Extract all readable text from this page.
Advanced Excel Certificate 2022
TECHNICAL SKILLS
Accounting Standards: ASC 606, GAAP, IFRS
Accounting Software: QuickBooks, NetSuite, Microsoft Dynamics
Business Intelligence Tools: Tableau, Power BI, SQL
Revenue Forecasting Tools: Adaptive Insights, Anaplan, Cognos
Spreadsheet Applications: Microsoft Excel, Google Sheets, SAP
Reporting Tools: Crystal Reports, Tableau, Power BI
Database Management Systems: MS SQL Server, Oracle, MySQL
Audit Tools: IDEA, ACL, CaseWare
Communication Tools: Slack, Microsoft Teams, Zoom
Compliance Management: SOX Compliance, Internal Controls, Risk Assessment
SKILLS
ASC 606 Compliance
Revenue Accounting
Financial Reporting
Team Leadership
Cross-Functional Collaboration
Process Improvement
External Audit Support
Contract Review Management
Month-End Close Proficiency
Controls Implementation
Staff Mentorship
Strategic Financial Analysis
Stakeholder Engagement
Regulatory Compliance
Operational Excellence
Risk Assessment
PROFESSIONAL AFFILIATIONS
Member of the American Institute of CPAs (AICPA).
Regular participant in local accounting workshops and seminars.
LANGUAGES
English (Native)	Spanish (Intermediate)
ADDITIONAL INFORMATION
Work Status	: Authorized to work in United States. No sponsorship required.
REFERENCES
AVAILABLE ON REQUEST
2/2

Direction: Restate each record exactly as written.

Solution for this exercise:
Extract all readable text from this page.
Advanced Excel Certificate 2022
TECHNICAL SKILLS
Accounting Standards: ASC 606, GAAP, IFRS
Accounting Software: QuickBooks, NetSuite, Microsoft Dynamics
Business Intelligence Tools: Tableau, Power BI, SQL
Revenue Forecasting Tools: Adaptive Insights, Anaplan, Cognos
Spreadsheet Applications: Microsoft Excel, Google Sheets, SAP
Reporting Tools: Crystal Reports, Tableau, Power BI
Database Management Systems: MS SQL Server, Oracle, MySQL
Audit Tools: IDEA, ACL, CaseWare
Communication Tools: Slack, Microsoft Teams, Zoom
Compliance Management: SOX Compliance, Internal Controls, Risk Assessment
SKILLS
ASC 606 Compliance
Revenue Accounting
Financial Reporting
Team Leadership
Cross-Functional Collaboration
Process Improvement
External Audit Support
Contract Review Management
Month-End Close Proficiency
Controls Implementation
Staff Mentorship
Strategic Financial Analysis
Stakeholder Engagement
Regulatory Compliance
Operational Excellence
Risk Assessment
PROFESSIONAL AFFILIATIONS
Member of the American Institute of CPAs (AICPA).
Regular participant in local accounting workshops and seminars.
LANGUAGES
English (Native)	Spanish (Intermediate)
ADDITIONAL INFORMATION
Work Status	: Authorized to work in United States. No sponsorship required.
REFERENCES
AVAILABLE ON REQUEST
2/2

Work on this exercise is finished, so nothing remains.